--- start of THE INPUT ---

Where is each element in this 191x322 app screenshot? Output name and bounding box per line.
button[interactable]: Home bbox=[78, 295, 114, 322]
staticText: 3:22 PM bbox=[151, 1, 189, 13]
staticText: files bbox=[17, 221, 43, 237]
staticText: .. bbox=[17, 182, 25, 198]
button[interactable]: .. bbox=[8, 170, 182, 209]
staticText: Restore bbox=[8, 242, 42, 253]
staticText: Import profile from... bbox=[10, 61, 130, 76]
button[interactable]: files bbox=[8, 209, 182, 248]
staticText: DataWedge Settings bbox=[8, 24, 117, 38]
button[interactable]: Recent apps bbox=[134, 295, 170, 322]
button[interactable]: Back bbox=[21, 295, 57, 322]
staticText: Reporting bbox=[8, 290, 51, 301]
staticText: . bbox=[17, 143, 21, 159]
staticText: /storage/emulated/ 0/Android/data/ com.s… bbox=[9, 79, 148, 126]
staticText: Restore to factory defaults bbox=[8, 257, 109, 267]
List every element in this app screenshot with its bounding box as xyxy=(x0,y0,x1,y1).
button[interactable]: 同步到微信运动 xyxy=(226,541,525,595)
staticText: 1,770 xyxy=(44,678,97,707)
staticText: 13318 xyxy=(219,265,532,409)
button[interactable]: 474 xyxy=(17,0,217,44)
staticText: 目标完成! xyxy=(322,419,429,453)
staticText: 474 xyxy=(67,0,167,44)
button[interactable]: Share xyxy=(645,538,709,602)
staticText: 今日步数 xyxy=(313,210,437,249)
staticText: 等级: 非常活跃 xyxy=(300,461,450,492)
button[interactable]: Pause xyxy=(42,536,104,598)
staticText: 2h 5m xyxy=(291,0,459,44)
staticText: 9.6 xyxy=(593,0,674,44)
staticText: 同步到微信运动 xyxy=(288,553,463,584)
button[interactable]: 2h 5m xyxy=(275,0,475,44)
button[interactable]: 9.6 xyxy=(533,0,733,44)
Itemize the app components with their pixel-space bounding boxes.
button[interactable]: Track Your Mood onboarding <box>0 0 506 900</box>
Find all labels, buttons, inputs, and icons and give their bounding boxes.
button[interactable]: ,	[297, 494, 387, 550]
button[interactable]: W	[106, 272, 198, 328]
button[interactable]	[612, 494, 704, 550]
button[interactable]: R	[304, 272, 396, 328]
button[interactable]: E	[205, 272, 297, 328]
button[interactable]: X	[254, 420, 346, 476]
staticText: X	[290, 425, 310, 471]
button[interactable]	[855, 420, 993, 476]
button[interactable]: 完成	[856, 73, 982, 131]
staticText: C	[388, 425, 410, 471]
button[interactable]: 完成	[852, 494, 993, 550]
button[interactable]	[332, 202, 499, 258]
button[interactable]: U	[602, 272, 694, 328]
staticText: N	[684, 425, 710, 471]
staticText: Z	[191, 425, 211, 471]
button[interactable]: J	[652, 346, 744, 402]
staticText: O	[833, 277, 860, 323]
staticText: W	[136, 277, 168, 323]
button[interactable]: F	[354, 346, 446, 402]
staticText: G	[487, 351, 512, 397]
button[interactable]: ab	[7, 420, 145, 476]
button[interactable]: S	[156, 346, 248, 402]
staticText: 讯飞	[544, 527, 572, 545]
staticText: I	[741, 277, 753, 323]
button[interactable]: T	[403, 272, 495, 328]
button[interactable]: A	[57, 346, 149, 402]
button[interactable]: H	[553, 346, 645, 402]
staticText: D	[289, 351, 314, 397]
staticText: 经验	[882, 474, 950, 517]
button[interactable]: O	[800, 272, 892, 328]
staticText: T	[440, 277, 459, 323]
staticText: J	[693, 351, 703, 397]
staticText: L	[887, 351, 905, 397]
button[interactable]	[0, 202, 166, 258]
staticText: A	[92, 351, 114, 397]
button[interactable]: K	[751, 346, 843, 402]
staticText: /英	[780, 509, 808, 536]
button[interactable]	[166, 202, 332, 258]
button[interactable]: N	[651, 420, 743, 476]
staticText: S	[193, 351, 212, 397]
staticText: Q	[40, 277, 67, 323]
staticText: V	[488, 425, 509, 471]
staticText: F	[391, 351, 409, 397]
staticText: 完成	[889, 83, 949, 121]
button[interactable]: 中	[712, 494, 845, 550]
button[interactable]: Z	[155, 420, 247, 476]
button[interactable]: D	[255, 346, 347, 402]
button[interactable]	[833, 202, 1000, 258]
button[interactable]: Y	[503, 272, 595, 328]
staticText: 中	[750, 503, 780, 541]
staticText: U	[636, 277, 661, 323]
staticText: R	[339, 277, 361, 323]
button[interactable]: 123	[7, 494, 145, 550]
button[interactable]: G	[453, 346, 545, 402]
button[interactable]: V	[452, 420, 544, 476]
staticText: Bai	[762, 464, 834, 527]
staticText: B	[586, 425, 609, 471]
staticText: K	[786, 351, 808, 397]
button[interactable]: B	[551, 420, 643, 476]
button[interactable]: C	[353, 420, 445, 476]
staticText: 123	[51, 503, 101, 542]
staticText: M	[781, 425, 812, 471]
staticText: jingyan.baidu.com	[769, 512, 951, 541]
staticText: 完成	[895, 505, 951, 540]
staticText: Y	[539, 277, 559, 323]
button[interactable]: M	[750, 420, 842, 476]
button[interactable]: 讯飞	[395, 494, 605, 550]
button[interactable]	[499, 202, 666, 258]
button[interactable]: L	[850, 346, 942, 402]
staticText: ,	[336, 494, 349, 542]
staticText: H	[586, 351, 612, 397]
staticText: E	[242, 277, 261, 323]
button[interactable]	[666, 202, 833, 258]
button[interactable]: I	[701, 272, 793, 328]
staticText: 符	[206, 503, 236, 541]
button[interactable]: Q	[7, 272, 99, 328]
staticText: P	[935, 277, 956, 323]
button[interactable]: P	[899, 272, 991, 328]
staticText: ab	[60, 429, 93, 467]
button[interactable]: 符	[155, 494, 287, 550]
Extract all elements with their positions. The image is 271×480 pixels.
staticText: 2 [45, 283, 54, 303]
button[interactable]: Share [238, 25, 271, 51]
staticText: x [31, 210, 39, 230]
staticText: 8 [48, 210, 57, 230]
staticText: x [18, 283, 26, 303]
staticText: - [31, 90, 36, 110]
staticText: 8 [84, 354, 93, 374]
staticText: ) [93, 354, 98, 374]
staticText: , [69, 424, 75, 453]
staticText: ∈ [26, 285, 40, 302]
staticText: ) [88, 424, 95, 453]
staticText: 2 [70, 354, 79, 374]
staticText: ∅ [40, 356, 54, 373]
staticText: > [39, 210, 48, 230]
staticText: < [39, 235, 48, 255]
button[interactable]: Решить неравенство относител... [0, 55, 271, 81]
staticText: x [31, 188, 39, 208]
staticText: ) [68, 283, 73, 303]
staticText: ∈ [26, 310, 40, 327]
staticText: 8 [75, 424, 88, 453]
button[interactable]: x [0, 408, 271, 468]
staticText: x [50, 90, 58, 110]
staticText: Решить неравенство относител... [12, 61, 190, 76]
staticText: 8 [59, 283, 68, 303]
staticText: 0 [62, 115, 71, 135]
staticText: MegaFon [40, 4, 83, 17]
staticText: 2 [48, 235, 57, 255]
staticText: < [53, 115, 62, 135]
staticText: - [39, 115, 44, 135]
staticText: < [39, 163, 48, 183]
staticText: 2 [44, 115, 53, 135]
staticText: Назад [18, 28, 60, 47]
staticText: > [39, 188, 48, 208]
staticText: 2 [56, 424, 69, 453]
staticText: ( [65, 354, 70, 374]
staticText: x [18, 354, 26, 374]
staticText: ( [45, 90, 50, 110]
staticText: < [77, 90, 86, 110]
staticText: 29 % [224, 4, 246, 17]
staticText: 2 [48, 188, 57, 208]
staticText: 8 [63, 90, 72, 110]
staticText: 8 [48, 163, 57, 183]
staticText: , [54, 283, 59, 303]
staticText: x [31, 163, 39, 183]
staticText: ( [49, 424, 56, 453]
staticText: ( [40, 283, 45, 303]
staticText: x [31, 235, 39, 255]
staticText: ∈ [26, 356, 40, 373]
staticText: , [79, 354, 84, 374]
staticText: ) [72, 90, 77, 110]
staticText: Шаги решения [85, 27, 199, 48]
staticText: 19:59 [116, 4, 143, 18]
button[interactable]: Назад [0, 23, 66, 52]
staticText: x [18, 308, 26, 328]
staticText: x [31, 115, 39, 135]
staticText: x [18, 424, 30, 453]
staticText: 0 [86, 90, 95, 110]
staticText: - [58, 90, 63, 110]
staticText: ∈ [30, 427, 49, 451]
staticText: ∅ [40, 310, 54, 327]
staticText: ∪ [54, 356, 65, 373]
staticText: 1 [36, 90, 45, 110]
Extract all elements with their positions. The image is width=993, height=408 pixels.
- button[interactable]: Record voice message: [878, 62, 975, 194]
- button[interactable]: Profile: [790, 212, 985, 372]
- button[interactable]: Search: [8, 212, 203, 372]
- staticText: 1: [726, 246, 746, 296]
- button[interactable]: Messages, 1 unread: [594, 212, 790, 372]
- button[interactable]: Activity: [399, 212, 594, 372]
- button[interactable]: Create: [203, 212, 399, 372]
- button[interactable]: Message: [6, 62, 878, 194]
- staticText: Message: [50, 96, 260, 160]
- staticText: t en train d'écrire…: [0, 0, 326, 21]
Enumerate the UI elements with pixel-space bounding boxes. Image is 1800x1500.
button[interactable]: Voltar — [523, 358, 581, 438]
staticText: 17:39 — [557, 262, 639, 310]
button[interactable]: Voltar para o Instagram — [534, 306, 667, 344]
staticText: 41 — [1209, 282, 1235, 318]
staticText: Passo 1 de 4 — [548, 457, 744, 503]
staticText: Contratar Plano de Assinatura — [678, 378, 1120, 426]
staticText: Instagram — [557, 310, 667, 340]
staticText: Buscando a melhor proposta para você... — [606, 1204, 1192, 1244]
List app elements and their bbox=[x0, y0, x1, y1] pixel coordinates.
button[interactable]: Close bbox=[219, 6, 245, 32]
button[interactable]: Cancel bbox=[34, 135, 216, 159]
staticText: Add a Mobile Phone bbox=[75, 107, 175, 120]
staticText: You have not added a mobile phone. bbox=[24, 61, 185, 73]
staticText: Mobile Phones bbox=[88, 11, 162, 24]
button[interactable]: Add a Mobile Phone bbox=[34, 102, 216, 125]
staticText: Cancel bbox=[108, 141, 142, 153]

--- end of THE INPUT ---

### [YOUR INSTRUCTIONS]
Rename "Home" to "Main" and give again everything from the start of the entries down to the line containing "staticText: Restore bbox=[8, 242, 42, 253]", leaving all else unchanged.

### [THE COMPLETED TASK]
Where is each element in this 191x322 app screenshot? Output name and bounding box per line.
button[interactable]: Main bbox=[78, 295, 114, 322]
staticText: 3:22 PM bbox=[151, 1, 189, 13]
staticText: files bbox=[17, 221, 43, 237]
staticText: .. bbox=[17, 182, 25, 198]
button[interactable]: .. bbox=[8, 170, 182, 209]
staticText: Restore bbox=[8, 242, 42, 253]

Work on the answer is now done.